* Start Given records *
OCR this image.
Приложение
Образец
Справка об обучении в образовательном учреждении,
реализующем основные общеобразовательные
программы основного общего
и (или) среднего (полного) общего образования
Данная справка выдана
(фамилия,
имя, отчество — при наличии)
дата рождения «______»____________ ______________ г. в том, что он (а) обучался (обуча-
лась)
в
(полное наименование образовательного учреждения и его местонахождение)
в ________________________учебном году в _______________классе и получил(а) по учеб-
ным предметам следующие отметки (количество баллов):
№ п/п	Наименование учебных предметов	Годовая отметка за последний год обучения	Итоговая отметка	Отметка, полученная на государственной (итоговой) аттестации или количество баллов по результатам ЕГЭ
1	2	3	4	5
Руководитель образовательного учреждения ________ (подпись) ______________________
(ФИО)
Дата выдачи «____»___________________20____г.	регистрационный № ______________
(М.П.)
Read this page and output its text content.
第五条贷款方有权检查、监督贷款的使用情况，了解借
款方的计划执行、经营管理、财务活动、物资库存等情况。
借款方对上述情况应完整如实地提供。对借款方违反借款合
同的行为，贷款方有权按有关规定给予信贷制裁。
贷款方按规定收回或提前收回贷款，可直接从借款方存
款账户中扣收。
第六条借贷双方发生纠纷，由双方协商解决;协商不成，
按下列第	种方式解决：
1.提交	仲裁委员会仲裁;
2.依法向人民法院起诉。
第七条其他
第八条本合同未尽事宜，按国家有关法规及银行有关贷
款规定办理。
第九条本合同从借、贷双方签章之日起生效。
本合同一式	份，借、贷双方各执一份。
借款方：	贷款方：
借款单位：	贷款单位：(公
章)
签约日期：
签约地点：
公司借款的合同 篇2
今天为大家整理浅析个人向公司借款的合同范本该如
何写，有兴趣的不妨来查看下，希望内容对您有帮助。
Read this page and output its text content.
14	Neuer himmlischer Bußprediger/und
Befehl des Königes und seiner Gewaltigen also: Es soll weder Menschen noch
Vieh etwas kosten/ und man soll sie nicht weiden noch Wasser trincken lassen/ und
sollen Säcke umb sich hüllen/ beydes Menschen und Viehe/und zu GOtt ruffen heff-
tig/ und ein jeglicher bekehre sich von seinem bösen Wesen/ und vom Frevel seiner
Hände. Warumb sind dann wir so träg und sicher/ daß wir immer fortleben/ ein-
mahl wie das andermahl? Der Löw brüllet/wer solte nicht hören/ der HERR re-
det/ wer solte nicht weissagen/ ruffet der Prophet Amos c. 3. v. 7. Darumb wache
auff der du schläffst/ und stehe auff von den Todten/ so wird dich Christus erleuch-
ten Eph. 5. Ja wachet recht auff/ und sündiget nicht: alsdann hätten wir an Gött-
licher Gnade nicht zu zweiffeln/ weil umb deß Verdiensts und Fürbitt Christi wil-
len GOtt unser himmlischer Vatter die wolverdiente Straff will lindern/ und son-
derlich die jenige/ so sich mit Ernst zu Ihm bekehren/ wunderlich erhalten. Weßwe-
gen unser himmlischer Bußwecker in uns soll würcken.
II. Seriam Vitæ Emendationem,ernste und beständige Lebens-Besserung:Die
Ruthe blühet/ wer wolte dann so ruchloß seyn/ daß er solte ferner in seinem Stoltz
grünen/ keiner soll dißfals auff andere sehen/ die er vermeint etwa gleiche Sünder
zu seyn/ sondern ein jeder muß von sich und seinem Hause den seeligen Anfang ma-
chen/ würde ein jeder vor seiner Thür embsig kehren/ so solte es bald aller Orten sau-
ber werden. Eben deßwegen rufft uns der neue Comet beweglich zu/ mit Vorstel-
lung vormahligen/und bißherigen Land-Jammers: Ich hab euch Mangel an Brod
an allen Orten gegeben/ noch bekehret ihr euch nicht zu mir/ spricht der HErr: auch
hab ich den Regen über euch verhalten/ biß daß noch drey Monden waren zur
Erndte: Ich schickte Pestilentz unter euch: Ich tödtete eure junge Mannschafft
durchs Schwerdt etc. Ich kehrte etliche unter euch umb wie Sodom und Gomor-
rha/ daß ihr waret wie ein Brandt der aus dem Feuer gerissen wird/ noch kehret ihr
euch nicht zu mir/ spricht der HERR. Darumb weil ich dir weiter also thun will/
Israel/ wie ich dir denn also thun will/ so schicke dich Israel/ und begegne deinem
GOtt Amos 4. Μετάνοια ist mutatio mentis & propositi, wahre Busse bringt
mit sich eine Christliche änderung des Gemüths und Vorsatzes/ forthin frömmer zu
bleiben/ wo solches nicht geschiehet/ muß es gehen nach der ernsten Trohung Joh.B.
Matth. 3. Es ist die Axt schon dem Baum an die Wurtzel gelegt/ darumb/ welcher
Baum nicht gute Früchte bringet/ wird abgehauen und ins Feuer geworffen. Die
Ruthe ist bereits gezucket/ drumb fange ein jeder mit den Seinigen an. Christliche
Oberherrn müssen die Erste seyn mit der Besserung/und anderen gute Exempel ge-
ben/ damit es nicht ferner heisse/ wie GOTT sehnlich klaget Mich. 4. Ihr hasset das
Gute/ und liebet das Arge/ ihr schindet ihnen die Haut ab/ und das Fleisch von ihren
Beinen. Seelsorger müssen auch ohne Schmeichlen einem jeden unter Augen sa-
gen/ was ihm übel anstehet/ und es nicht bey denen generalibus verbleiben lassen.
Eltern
* End Given records *
■ **Exercise directions**: Pick out every line above that holds the word "unser" and copy it.

■ **Correct result**:
len GOtt unser himmlischer Vatter die wolverdiente Straff will lindern/ und son-
gen unser himmlischer Bußwecker in uns soll würcken.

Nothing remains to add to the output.